▸ WHAT IS REQUIRED
Would you transcribe the whole listing exactly, minus its pictures?

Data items
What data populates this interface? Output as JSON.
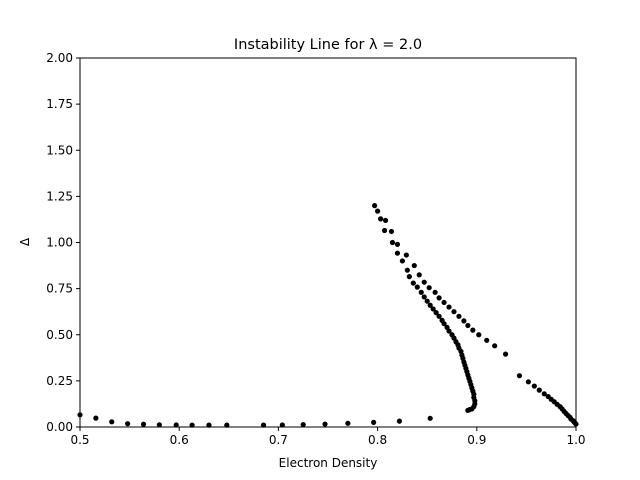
{
  "chart_data": {
    "type": "scatter",
    "title": "Instability Line for λ =  2.0",
    "xlabel": "Electron Density",
    "ylabel": "Δ",
    "xlim": [
      0.5,
      1.0
    ],
    "ylim": [
      0.0,
      2.0
    ],
    "xticks": [
      "0.5",
      "0.6",
      "0.7",
      "0.8",
      "0.9",
      "1.0"
    ],
    "yticks": [
      "0.00",
      "0.25",
      "0.50",
      "0.75",
      "1.00",
      "1.25",
      "1.50",
      "1.75",
      "2.00"
    ],
    "grid": false,
    "marker_color": "#000000",
    "points": [
      [
        0.5,
        0.066
      ],
      [
        0.516,
        0.048
      ],
      [
        0.532,
        0.028
      ],
      [
        0.548,
        0.018
      ],
      [
        0.564,
        0.015
      ],
      [
        0.58,
        0.012
      ],
      [
        0.597,
        0.011
      ],
      [
        0.613,
        0.01
      ],
      [
        0.63,
        0.01
      ],
      [
        0.648,
        0.01
      ],
      [
        0.685,
        0.01
      ],
      [
        0.704,
        0.011
      ],
      [
        0.725,
        0.013
      ],
      [
        0.747,
        0.016
      ],
      [
        0.77,
        0.02
      ],
      [
        0.796,
        0.025
      ],
      [
        0.822,
        0.032
      ],
      [
        0.853,
        0.047
      ],
      [
        0.797,
        1.2
      ],
      [
        0.8,
        1.17
      ],
      [
        0.803,
        1.128
      ],
      [
        0.808,
        1.12
      ],
      [
        0.807,
        1.065
      ],
      [
        0.814,
        1.06
      ],
      [
        0.815,
        1.0
      ],
      [
        0.82,
        0.99
      ],
      [
        0.82,
        0.942
      ],
      [
        0.825,
        0.9
      ],
      [
        0.829,
        0.932
      ],
      [
        0.83,
        0.85
      ],
      [
        0.832,
        0.815
      ],
      [
        0.836,
        0.78
      ],
      [
        0.837,
        0.875
      ],
      [
        0.84,
        0.758
      ],
      [
        0.842,
        0.825
      ],
      [
        0.844,
        0.73
      ],
      [
        0.847,
        0.785
      ],
      [
        0.847,
        0.705
      ],
      [
        0.85,
        0.682
      ],
      [
        0.852,
        0.755
      ],
      [
        0.853,
        0.66
      ],
      [
        0.856,
        0.64
      ],
      [
        0.858,
        0.73
      ],
      [
        0.859,
        0.62
      ],
      [
        0.862,
        0.6
      ],
      [
        0.862,
        0.7
      ],
      [
        0.865,
        0.578
      ],
      [
        0.867,
        0.675
      ],
      [
        0.867,
        0.56
      ],
      [
        0.87,
        0.54
      ],
      [
        0.872,
        0.65
      ],
      [
        0.872,
        0.52
      ],
      [
        0.875,
        0.5
      ],
      [
        0.877,
        0.625
      ],
      [
        0.877,
        0.482
      ],
      [
        0.879,
        0.462
      ],
      [
        0.881,
        0.445
      ],
      [
        0.882,
        0.6
      ],
      [
        0.882,
        0.428
      ],
      [
        0.884,
        0.41
      ],
      [
        0.885,
        0.39
      ],
      [
        0.887,
        0.575
      ],
      [
        0.886,
        0.372
      ],
      [
        0.887,
        0.352
      ],
      [
        0.888,
        0.335
      ],
      [
        0.889,
        0.318
      ],
      [
        0.89,
        0.3
      ],
      [
        0.891,
        0.55
      ],
      [
        0.891,
        0.282
      ],
      [
        0.892,
        0.265
      ],
      [
        0.893,
        0.248
      ],
      [
        0.894,
        0.23
      ],
      [
        0.895,
        0.212
      ],
      [
        0.896,
        0.195
      ],
      [
        0.897,
        0.178
      ],
      [
        0.897,
        0.16
      ],
      [
        0.898,
        0.142
      ],
      [
        0.898,
        0.125
      ],
      [
        0.897,
        0.11
      ],
      [
        0.895,
        0.098
      ],
      [
        0.893,
        0.095
      ],
      [
        0.891,
        0.09
      ],
      [
        0.896,
        0.525
      ],
      [
        0.902,
        0.5
      ],
      [
        0.91,
        0.47
      ],
      [
        0.918,
        0.44
      ],
      [
        0.929,
        0.395
      ],
      [
        0.943,
        0.278
      ],
      [
        0.952,
        0.245
      ],
      [
        0.958,
        0.222
      ],
      [
        0.963,
        0.2
      ],
      [
        0.968,
        0.18
      ],
      [
        0.972,
        0.165
      ],
      [
        0.975,
        0.15
      ],
      [
        0.978,
        0.137
      ],
      [
        0.981,
        0.123
      ],
      [
        0.984,
        0.11
      ],
      [
        0.986,
        0.098
      ],
      [
        0.988,
        0.085
      ],
      [
        0.99,
        0.073
      ],
      [
        0.992,
        0.062
      ],
      [
        0.994,
        0.052
      ],
      [
        0.995,
        0.043
      ],
      [
        0.997,
        0.035
      ],
      [
        0.998,
        0.028
      ],
      [
        0.999,
        0.022
      ],
      [
        1.0,
        0.016
      ]
    ]
  }
}
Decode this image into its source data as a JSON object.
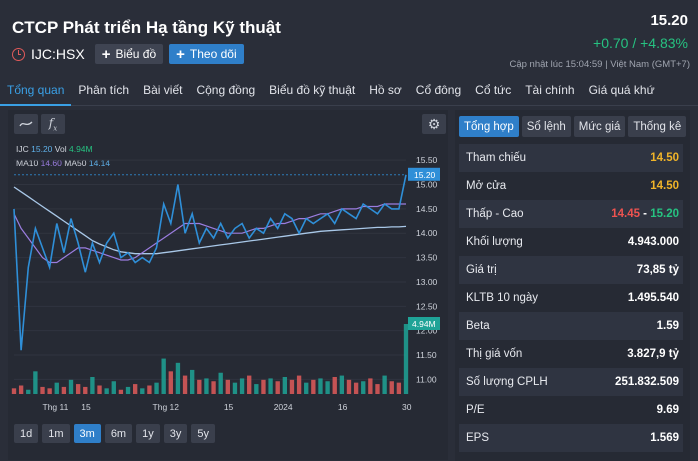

▸ EXPECTED OUTPUT
What data populates this interface? Output as JSON.
{
  "chart_data": {
    "type": "scatter",
    "title": "Instability Line for λ =  2.0",
    "xlabel": "Electron Density",
    "ylabel": "Δ",
    "xlim": [
      0.5,
      1.0
    ],
    "ylim": [
      0.0,
      2.0
    ],
    "xticks": [
      "0.5",
      "0.6",
      "0.7",
      "0.8",
      "0.9",
      "1.0"
    ],
    "yticks": [
      "0.00",
      "0.25",
      "0.50",
      "0.75",
      "1.00",
      "1.25",
      "1.50",
      "1.75",
      "2.00"
    ],
    "grid": false,
    "marker_color": "#000000",
    "points": [
      [
        0.5,
        0.066
      ],
      [
        0.516,
        0.048
      ],
      [
        0.532,
        0.028
      ],
      [
        0.548,
        0.018
      ],
      [
        0.564,
        0.015
      ],
      [
        0.58,
        0.012
      ],
      [
        0.597,
        0.011
      ],
      [
        0.613,
        0.01
      ],
      [
        0.63,
        0.01
      ],
      [
        0.648,
        0.01
      ],
      [
        0.685,
        0.01
      ],
      [
        0.704,
        0.011
      ],
      [
        0.725,
        0.013
      ],
      [
        0.747,
        0.016
      ],
      [
        0.77,
        0.02
      ],
      [
        0.796,
        0.025
      ],
      [
        0.822,
        0.032
      ],
      [
        0.853,
        0.047
      ],
      [
        0.797,
        1.2
      ],
      [
        0.8,
        1.17
      ],
      [
        0.803,
        1.128
      ],
      [
        0.808,
        1.12
      ],
      [
        0.807,
        1.065
      ],
      [
        0.814,
        1.06
      ],
      [
        0.815,
        1.0
      ],
      [
        0.82,
        0.99
      ],
      [
        0.82,
        0.942
      ],
      [
        0.825,
        0.9
      ],
      [
        0.829,
        0.932
      ],
      [
        0.83,
        0.85
      ],
      [
        0.832,
        0.815
      ],
      [
        0.836,
        0.78
      ],
      [
        0.837,
        0.875
      ],
      [
        0.84,
        0.758
      ],
      [
        0.842,
        0.825
      ],
      [
        0.844,
        0.73
      ],
      [
        0.847,
        0.785
      ],
      [
        0.847,
        0.705
      ],
      [
        0.85,
        0.682
      ],
      [
        0.852,
        0.755
      ],
      [
        0.853,
        0.66
      ],
      [
        0.856,
        0.64
      ],
      [
        0.858,
        0.73
      ],
      [
        0.859,
        0.62
      ],
      [
        0.862,
        0.6
      ],
      [
        0.862,
        0.7
      ],
      [
        0.865,
        0.578
      ],
      [
        0.867,
        0.675
      ],
      [
        0.867,
        0.56
      ],
      [
        0.87,
        0.54
      ],
      [
        0.872,
        0.65
      ],
      [
        0.872,
        0.52
      ],
      [
        0.875,
        0.5
      ],
      [
        0.877,
        0.625
      ],
      [
        0.877,
        0.482
      ],
      [
        0.879,
        0.462
      ],
      [
        0.881,
        0.445
      ],
      [
        0.882,
        0.6
      ],
      [
        0.882,
        0.428
      ],
      [
        0.884,
        0.41
      ],
      [
        0.885,
        0.39
      ],
      [
        0.887,
        0.575
      ],
      [
        0.886,
        0.372
      ],
      [
        0.887,
        0.352
      ],
      [
        0.888,
        0.335
      ],
      [
        0.889,
        0.318
      ],
      [
        0.89,
        0.3
      ],
      [
        0.891,
        0.55
      ],
      [
        0.891,
        0.282
      ],
      [
        0.892,
        0.265
      ],
      [
        0.893,
        0.248
      ],
      [
        0.894,
        0.23
      ],
      [
        0.895,
        0.212
      ],
      [
        0.896,
        0.195
      ],
      [
        0.897,
        0.178
      ],
      [
        0.897,
        0.16
      ],
      [
        0.898,
        0.142
      ],
      [
        0.898,
        0.125
      ],
      [
        0.897,
        0.11
      ],
      [
        0.895,
        0.098
      ],
      [
        0.893,
        0.095
      ],
      [
        0.891,
        0.09
      ],
      [
        0.896,
        0.525
      ],
      [
        0.902,
        0.5
      ],
      [
        0.91,
        0.47
      ],
      [
        0.918,
        0.44
      ],
      [
        0.929,
        0.395
      ],
      [
        0.943,
        0.278
      ],
      [
        0.952,
        0.245
      ],
      [
        0.958,
        0.222
      ],
      [
        0.963,
        0.2
      ],
      [
        0.968,
        0.18
      ],
      [
        0.972,
        0.165
      ],
      [
        0.975,
        0.15
      ],
      [
        0.978,
        0.137
      ],
      [
        0.981,
        0.123
      ],
      [
        0.984,
        0.11
      ],
      [
        0.986,
        0.098
      ],
      [
        0.988,
        0.085
      ],
      [
        0.99,
        0.073
      ],
      [
        0.992,
        0.062
      ],
      [
        0.994,
        0.052
      ],
      [
        0.995,
        0.043
      ],
      [
        0.997,
        0.035
      ],
      [
        0.998,
        0.028
      ],
      [
        0.999,
        0.022
      ],
      [
        1.0,
        0.016
      ]
    ]
  }
}
Decode this image into its source data as a JSON object.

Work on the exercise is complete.